No one seems to know where the kid-faced Moscow politician is these days. Police would love to find out -- Stankevich, once a champion of democracy and civil liberties, has been charged with graft and could wind up spending 15 years in prison.
No life story, perhaps, better explains Russia's ongoing political drama and looming chance of a Communist restoration. Stankevich once observed that a "young democracy's worst enemy is itself." And some "democrats" as well, many Russians would now add.
In the late 1980s, in the heady days of glasnost and perestroika, Stankevich, now 42, an eloquent, clean-cut alumnus of the Lenin State Teacher Training College, thrilled Moscow crowds weary of Soviet orthodoxy and repression by shouting, "Russia, forgive us!" Today the politician, is on the lam.
Stankevich is hardly alone. Other radicals, democrats and reformers whose names became household words in Russia over the past decade have dropped out of public life, moved abroad, cashed in on their fame or functions, or experienced a shift in convictions or loyalties.
If a common sentiment among Russians is that the demokraty have proved inept and corrupt in power, it is in part due to fallen idols like Stankevich. Among Russian reformers, no one knew U.S. politics more intimately, or spoke better English. His thesis, the fruit of 10 years of study, dealt with the U.S. Congress. He even spent a day on Capitol Hill with New Jersey Senator Bill Bradley and his staff.

- [What you should do] Continue the article about Stankevich and Russia's fallen democrats from the point where it stops.

- [Excerpted records]
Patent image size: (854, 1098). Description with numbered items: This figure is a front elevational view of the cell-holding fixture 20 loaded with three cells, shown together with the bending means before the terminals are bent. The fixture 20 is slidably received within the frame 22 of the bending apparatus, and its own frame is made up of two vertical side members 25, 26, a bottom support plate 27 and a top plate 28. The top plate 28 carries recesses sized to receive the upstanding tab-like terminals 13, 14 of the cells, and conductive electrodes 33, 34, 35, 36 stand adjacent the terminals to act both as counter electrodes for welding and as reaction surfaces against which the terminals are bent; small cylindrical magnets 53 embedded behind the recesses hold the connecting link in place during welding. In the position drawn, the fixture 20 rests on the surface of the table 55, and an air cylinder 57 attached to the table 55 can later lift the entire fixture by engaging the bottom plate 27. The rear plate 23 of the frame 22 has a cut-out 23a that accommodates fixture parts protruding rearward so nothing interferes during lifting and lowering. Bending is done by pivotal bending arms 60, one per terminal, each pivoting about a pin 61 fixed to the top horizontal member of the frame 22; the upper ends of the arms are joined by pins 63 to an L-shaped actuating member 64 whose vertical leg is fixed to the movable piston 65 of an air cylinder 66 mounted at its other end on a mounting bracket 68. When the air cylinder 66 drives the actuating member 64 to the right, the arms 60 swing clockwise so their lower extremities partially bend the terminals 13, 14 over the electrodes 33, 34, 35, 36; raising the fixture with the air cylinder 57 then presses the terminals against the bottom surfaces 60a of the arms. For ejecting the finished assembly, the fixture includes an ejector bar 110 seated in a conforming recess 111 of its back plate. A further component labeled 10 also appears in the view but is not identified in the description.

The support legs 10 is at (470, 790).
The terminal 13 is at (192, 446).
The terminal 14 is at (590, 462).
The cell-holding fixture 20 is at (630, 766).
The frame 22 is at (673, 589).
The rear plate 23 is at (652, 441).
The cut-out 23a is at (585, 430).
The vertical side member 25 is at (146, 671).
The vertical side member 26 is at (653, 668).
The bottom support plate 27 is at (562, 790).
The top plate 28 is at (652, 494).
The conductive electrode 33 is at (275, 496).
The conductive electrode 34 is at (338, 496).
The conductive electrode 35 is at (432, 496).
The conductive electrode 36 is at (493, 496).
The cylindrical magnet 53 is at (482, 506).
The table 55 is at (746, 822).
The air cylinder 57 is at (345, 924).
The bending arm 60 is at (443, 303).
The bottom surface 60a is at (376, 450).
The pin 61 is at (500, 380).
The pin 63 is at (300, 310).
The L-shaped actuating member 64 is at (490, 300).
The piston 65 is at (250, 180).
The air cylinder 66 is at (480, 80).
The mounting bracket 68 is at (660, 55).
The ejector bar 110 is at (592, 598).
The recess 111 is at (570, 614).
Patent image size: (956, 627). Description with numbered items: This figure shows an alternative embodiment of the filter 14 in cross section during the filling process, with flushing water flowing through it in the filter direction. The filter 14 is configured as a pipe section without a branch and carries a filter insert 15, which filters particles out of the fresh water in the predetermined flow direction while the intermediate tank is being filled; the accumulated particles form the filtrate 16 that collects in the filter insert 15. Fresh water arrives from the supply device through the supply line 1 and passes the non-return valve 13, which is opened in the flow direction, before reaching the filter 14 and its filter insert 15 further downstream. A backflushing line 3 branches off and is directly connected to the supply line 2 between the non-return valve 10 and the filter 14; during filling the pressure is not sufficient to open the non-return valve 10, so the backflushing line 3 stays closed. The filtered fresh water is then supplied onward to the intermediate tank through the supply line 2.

- [Task answer]
When, in 1989, the Soviet Union finally got a genuine parliament, Stankevich, then 35, was elected to it.
For many Russians used to Politburo gerontocrats, the freshly scrubbed history teacher personified their hopes.
"Now, all of a sudden, we were seeing normal people! Young, nice-looking chaps knowing how to put across what they thought; in short, people very much like Western politicians," Marina Shakina of the New Times magazine wrote. "If democracy amounts to procedure, then the top connoisseur and performer of democratic ceremonies was none other than Sergei Stankevich."
If Moscow prosecutors are correct, simple greed got the best of the reader of Thomas Jefferson or Alexis de Tocqueville. In 1992, while he was still counselor on political affairs to Yeltsin and Popov's right-hand man at Moscow City Hall, Stankevich squeezed $6 million from Russia's currency-strapped government to finance a gala Red Square concert. The event bombed; Jose Carreras, the Spanish tenor, was the only big name to come.
But the $6 million had been quickly shipped to a London bank. Soon a receipt surfaced carrying Stankevich's signature for $10,000. Stankevich said he had earned the money from lectures he gave in London, then claimed he took the cash on behalf of a sick Russian boy who needed medical treatment in Israel. He denied any wrongdoing and claimed he was the target of a "complicated, multi-step political scenario."